Consigne écrite 1: Recopiez à l'identique les lignes des entrées depuis celle qui contient « punct: ( bbox=[130, 520, 147, 536] » jusqu'à celle qui contient « text-mid: loop loops », ces deux lignes comprises.
——
REVERIE ANTESEXUELLE (2)

 

De plus en plus je me découvre hostile, irréconcilié à l'égard des positions fondamentales de la psychanalyse freudo-lacanienne. C'est une méthode, rien de plus. Mais l'impétrant est toujours tenté d'ériger en dogmes certaines idées qui ne sont que des hypothèses, remplaçant ses anciennes croyances par de nouvelles, ce qui ne change pas grand chose à la structure de fond. De la sorte naît un nouveau dogmatisme, dont il importe de se libérer au plus vite. La liberté véritable ne se donne qu'à celui qui rompt avec toutes les positions dogmatiques, considérant les théories, auxquelles il a adhéré, comme des échelons qu'il lui fallut gravir, nécessaires un temps, puis abandonnées, pour parvenir au sommet.

On décline habituellement la série des objets pulsionnels comme suit : le sein, les fèces, l'enfant, le pénis, le regard, la voix. L'objet est un morceau détachable du corps, objet partiel auquel s'attache la pulsion, et qu'il fait jouer dans l'érotisme et dans les fantasmes. Fantasmer c'est isoler un objet dans la représentation et le faire jouer de toutes les manières pour en tirer du plaisir. Pour le vérifier il suffit de se laisser aller à ces rêveries où se complaît tout un chacun dans ses moments intimes de délassement, observant les glissements des robes, l'efforescence d'un sein dans les plis soyeux d'une colerette, la jambe, comme un petit animal sauvage jailli d'un fourré, etc. A chacun son petit jeu voyeuriste ou exhibitionniste, prélude bien connu à toutes les avenues du désir. Tout cela marche assez bien pour comprendre les déplacements, métaphores, concaténations signifiantes, comme on dit, à savoir les processus primaires de l'inconscient. L'analyse débute tambour battant. Puis vient un moment où tout se fige. La machinerie tourne à vide. Rien ne se passe. Cette joyeuse sarabande des objets et de leur déplacement métonymique, ce pétillant furet de la danse ne produit que de la répétition sous le masque freluquet de la variété. Même le fantasme, dont on attendait quelque révélation secrète et fondamentale, ne fait que ressasser la même antienne. Que faut-il penser ? "Analyse interminable" constatait, amer, le père fondateur. 

Je me demande souvent s'il ne faut pas revoir la liste des objets partiels, et plus encore, en changer la définition : pourquoi soutenir que l'objet partiel est un objet détachable du corps, fruit d'uné découpe imaginaire, qui en autorise le maniement fantasmatique ? Ce qui me sidère c'est l'absence, dans cette liste, du sexe féminin, à croire qu'il n'existe en aucune manière dans la psyché. En fait le vagin appartient plutôt à la série des "objets" orificiels, trous du corps pulsionnel, comme la bouche, les narines, les yeux, les oreilles et l'anus. On peut rêver toutes sortes de rapports entre les objets détachables et les zones érogènes, comme le ein et la bouche, dessinant ce qu'Aulagnier appelait des crytogrammes, mais les combinaisons en sont variables, nullement imposées par une loi de nature. C'est là qu'intervient l'érotique, et sa riche histoire culturelle. Mais alors, quelle différence entre objet détachable et objet creux, s'il s'agit toujours encore et partout du mouvement pulsionnel, et de la recherche du plaisir? On peut, sans conteste, établir une équivalence entre eux tous, et les élever tous à la dignité d'objet, également appréciables selon le goût de chacun. En tout cas cette considération met fin à la scabreuse théorie des "stades objectaux" - dont la finalité cachée, mais plus qu'apparente, est d'établir la supériorité du pénis, abusivement élevé au statut de phallus.
——
Consigne écrite 2:
Répondez aux questions suivantes sur l'extrait consacré à la psychanalyse.
(a) Quels objets composent la série habituelle des objets pulsionnels ?
(b) Quels trous du corps pulsionnel l'extrait range-t-il avec le vagin dans la série des « objets » orificiels ?
(c) Quelle formule l'extrait attribue-t-il au père fondateur ?

Listes de zones annotées:
——
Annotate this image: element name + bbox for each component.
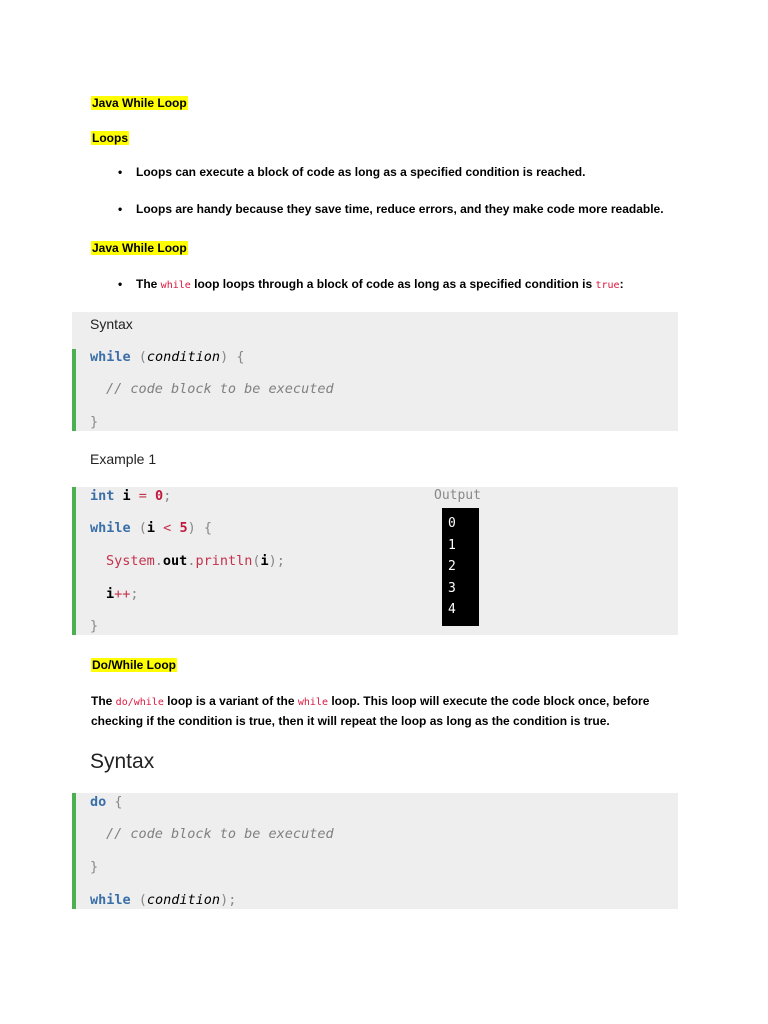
punct: ( bbox=[130, 520, 147, 536]
condition-text: condition bbox=[146, 892, 221, 908]
heading-text: Loops bbox=[92, 131, 128, 145]
text-mid: loop is a variant of the bbox=[163, 694, 298, 708]
punct: ; bbox=[130, 586, 139, 602]
inline-code-while: while bbox=[297, 697, 328, 708]
text-pre: The bbox=[136, 277, 161, 291]
code-line bbox=[106, 586, 139, 602]
punct: ( bbox=[130, 349, 147, 365]
list-item-text: Loops are handy because they save time, reduce errors, and they make code more readable. bbox=[136, 202, 664, 216]
text-mid: loop loops through a block of code as long as a specified condition is bbox=[190, 277, 596, 291]
list-item-text: Loops can execute a block of code as long as a specified condition is reached. bbox=[136, 165, 586, 179]
operator: < bbox=[155, 520, 180, 536]
text-post: : bbox=[619, 277, 624, 291]
code-accent-bar bbox=[72, 349, 76, 431]
condition-text: condition bbox=[146, 349, 221, 365]
operator: = bbox=[138, 488, 147, 504]
punct: { bbox=[106, 794, 123, 810]
text-post: loop. This loop will execute the code block once, before checking if the condition is true, then it will repeat the loop as long as the condition is true. bbox=[91, 694, 650, 728]
keyword-do: do bbox=[90, 794, 107, 810]
code-accent-bar bbox=[72, 793, 76, 909]
field: out bbox=[162, 553, 188, 569]
inline-code-true: true bbox=[595, 280, 620, 291]
punct: ); bbox=[220, 892, 237, 908]
code-line bbox=[106, 553, 285, 569]
var: i bbox=[106, 586, 115, 602]
heading-java-while-loop bbox=[91, 94, 188, 112]
code-line bbox=[90, 349, 244, 365]
punct: ) { bbox=[220, 349, 245, 365]
do-while-paragraph bbox=[91, 692, 691, 730]
method: println bbox=[195, 553, 253, 569]
var: i bbox=[114, 488, 139, 504]
punct: ); bbox=[268, 553, 285, 569]
punct: ; bbox=[163, 488, 172, 504]
punct: . bbox=[154, 553, 163, 569]
code-line: } bbox=[90, 859, 99, 875]
keyword-while: while bbox=[90, 892, 131, 908]
code-line bbox=[90, 794, 123, 810]
code-line bbox=[90, 892, 236, 908]
output-label: Output bbox=[434, 488, 481, 503]
code-line: } bbox=[90, 618, 99, 634]
bullet-icon: • bbox=[118, 277, 123, 291]
syntax-title: Syntax bbox=[90, 316, 133, 332]
output-line: 3 bbox=[448, 580, 456, 596]
inline-code-while: while bbox=[160, 280, 191, 291]
heading-text: Do/While Loop bbox=[92, 658, 176, 672]
example-code-box bbox=[72, 487, 678, 635]
code-line: } bbox=[90, 414, 99, 430]
output-line: 2 bbox=[448, 559, 456, 574]
output-line: 0 bbox=[448, 516, 456, 531]
heading-text: Java While Loop bbox=[92, 241, 187, 255]
punct: ( bbox=[130, 892, 147, 908]
output-line: 1 bbox=[448, 537, 456, 553]
syntax-heading: Syntax bbox=[90, 750, 155, 773]
punct: . bbox=[187, 553, 196, 569]
heading-do-while-loop bbox=[91, 656, 177, 674]
class-name: System bbox=[106, 553, 155, 569]
heading-java-while-loop-2 bbox=[91, 239, 188, 257]
var: i bbox=[146, 520, 156, 536]
heading-loops bbox=[91, 129, 129, 147]
inline-code-do-while: do/while bbox=[115, 697, 164, 708]
code-comment: // code block to be executed bbox=[106, 826, 334, 842]
keyword-while: while bbox=[90, 520, 131, 536]
number: 5 bbox=[179, 520, 188, 536]
heading-text: Java While Loop bbox=[92, 96, 187, 110]
keyword-int: int bbox=[90, 488, 115, 504]
code-comment: // code block to be executed bbox=[106, 381, 334, 397]
punct: ) { bbox=[187, 520, 212, 536]
punct: ( bbox=[252, 553, 261, 569]
code-line bbox=[90, 488, 171, 504]
operator: ++ bbox=[114, 586, 131, 602]
var: i bbox=[260, 553, 269, 569]
bullet-icon: • bbox=[118, 165, 123, 179]
syntax-code-box bbox=[72, 312, 678, 431]
example-title: Example 1 bbox=[90, 451, 157, 467]
keyword-while: while bbox=[90, 349, 131, 365]
list-item-text bbox=[136, 277, 624, 291]
output-console bbox=[442, 508, 479, 626]
do-while-code-box bbox=[72, 793, 678, 909]
number: 0 bbox=[146, 488, 164, 504]
output-line: 4 bbox=[448, 602, 456, 617]
code-line bbox=[90, 520, 212, 536]
code-accent-bar bbox=[72, 487, 76, 635]
text-pre: The bbox=[91, 694, 116, 708]
bullet-icon: • bbox=[118, 202, 123, 216]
——
Réponse attendue 1:
punct: ( bbox=[130, 520, 147, 536]
condition-text: condition bbox=[146, 892, 221, 908]
heading-text: Loops bbox=[92, 131, 128, 145]
text-mid: loop is a variant of the bbox=[163, 694, 298, 708]
punct: ; bbox=[130, 586, 139, 602]
inline-code-while: while bbox=[297, 697, 328, 708]
text-pre: The bbox=[136, 277, 161, 291]
code-line bbox=[106, 586, 139, 602]
punct: ( bbox=[130, 349, 147, 365]
list-item-text: Loops are handy because they save time, reduce errors, and they make code more readable. bbox=[136, 202, 664, 216]
text-mid: loop loops through a block of code as long as a specified condition is bbox=[190, 277, 596, 291]

Réponse attendue 2:
(a) Le sein, les fèces, l'enfant, le pénis, le regard et la voix.
(b) La bouche, les narines, les yeux, les oreilles et l'anus.
(c) « Analyse interminable ».